> **A run of records**:
** start **
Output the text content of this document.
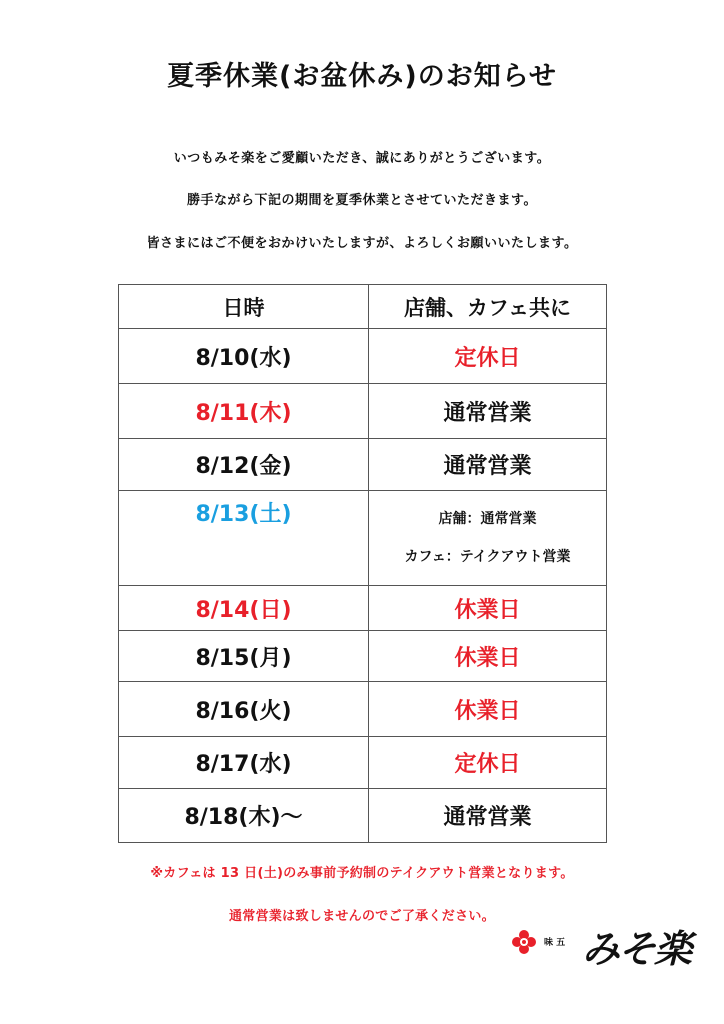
夏季休業(お盆休み)のお知らせ
いつもみそ楽をご愛顧いただき、誠にありがとうございます。
勝手ながら下記の期間を夏季休業とさせていただきます。
皆さまにはご不便をおかけいたしますが、よろしくお願いいたします。
日時	店舗、カフェ共に
8/10(水)	定休日
8/11(木)	通常営業
8/12(金)	通常営業
8/13(土)	店舗：通常営業
カフェ：テイクアウト営業

8/14(日)	休業日
8/15(月)	休業日
8/16(火)	休業日
8/17(水)	定休日
8/18(木)～	通常営業
※カフェは 13 日(土)のみ事前予約制のテイクアウト営業となります。
通常営業は致しませんのでご了承ください。
味 五 みそ楽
** end **
> **STATED EXERCISE**: Each record must be quoted in full and exactly. Do not include the pictures.

> **SOLVED EXERCISE**:
Output the text content of this document.
夏季休業(お盆休み)のお知らせ
いつもみそ楽をご愛顧いただき、誠にありがとうございます。
勝手ながら下記の期間を夏季休業とさせていただきます。
皆さまにはご不便をおかけいたしますが、よろしくお願いいたします。
日時	店舗、カフェ共に
8/10(水)	定休日
8/11(木)	通常営業
8/12(金)	通常営業
8/13(土)	店舗：通常営業
カフェ：テイクアウト営業

8/14(日)	休業日
8/15(月)	休業日
8/16(火)	休業日
8/17(水)	定休日
8/18(木)～	通常営業
※カフェは 13 日(土)のみ事前予約制のテイクアウト営業となります。
通常営業は致しませんのでご了承ください。
味 五 みそ楽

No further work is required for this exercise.